--- start of Material ---

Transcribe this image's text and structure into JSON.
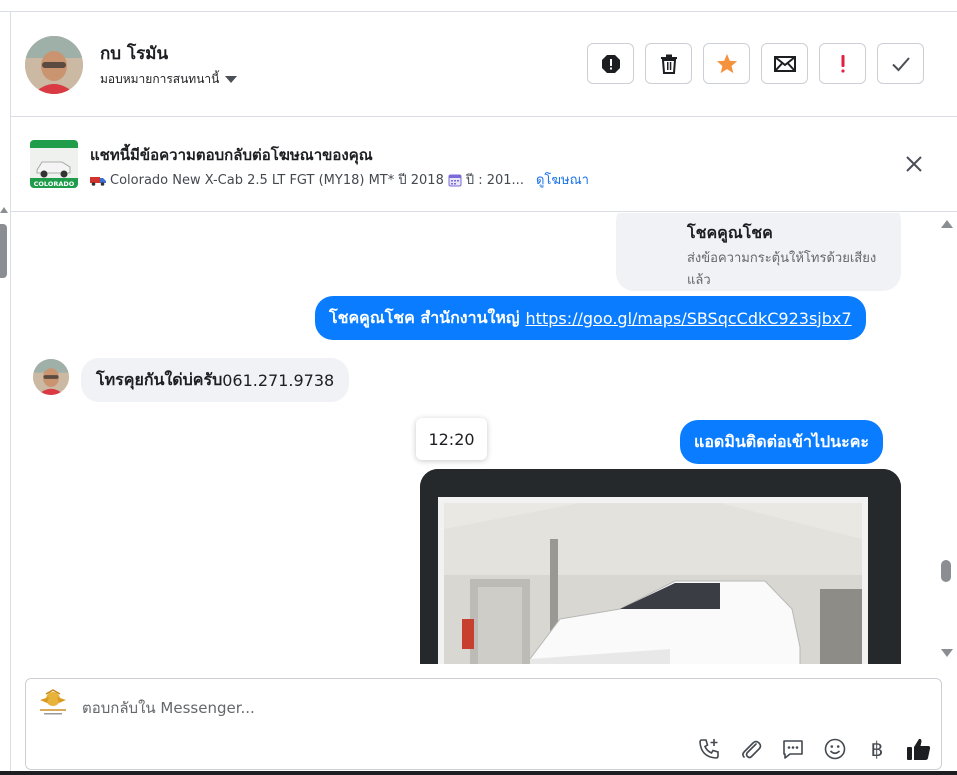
{
  "header": {
    "contact_name": "กบ โรมัน",
    "assign_label": "มอบหมายการสนทนานี้",
    "actions": [
      {
        "name": "spam-button",
        "icon": "alert-octagon-icon"
      },
      {
        "name": "delete-button",
        "icon": "trash-icon"
      },
      {
        "name": "star-button",
        "icon": "star-icon"
      },
      {
        "name": "mark-unread-button",
        "icon": "envelope-icon"
      },
      {
        "name": "follow-up-button",
        "icon": "exclamation-icon"
      },
      {
        "name": "mark-done-button",
        "icon": "check-icon"
      }
    ]
  },
  "ad": {
    "title": "แชทนี้มีข้อความตอบกลับต่อโฆษณาของคุณ",
    "subtitle": "Colorado New X-Cab 2.5 LT FGT (MY18) MT* ปี 2018",
    "year_text": "ปี : 201...",
    "link": "ดูโฆษณา",
    "thumb_label": "COLORADO"
  },
  "messages": {
    "card_title": "โชคคูณโชค",
    "card_desc": "ส่งข้อความกระตุ้นให้โทรด้วยเสียงแล้ว",
    "msg1_text": "โชคคูณโชค สำนักงานใหญ่",
    "msg1_link": "https://goo.gl/maps/SBSqcCdkC923sjbx7",
    "msg_in_text": "โทรคุยกันใด่บ่ครับ",
    "msg_in_number": "061.271.9738",
    "timestamp": "12:20",
    "msg2_text": "แอดมินติดต่อเข้าไปนะคะ"
  },
  "composer": {
    "placeholder": "ตอบกลับใน Messenger..."
  },
  "colors": {
    "brand_blue": "#0a7cff",
    "star_orange": "#f5923e",
    "alert_red": "#e41e3f",
    "bubble_gray": "#f0f2f5"
  }
}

--- end of Material ---

### Exercise task
Copy all lines from the data that hold the word "โชคค".

### Reply to the task
    "card_title": "โชคคูณโชค",
    "msg1_text": "โชคคูณโชค สำนักงานใหญ่",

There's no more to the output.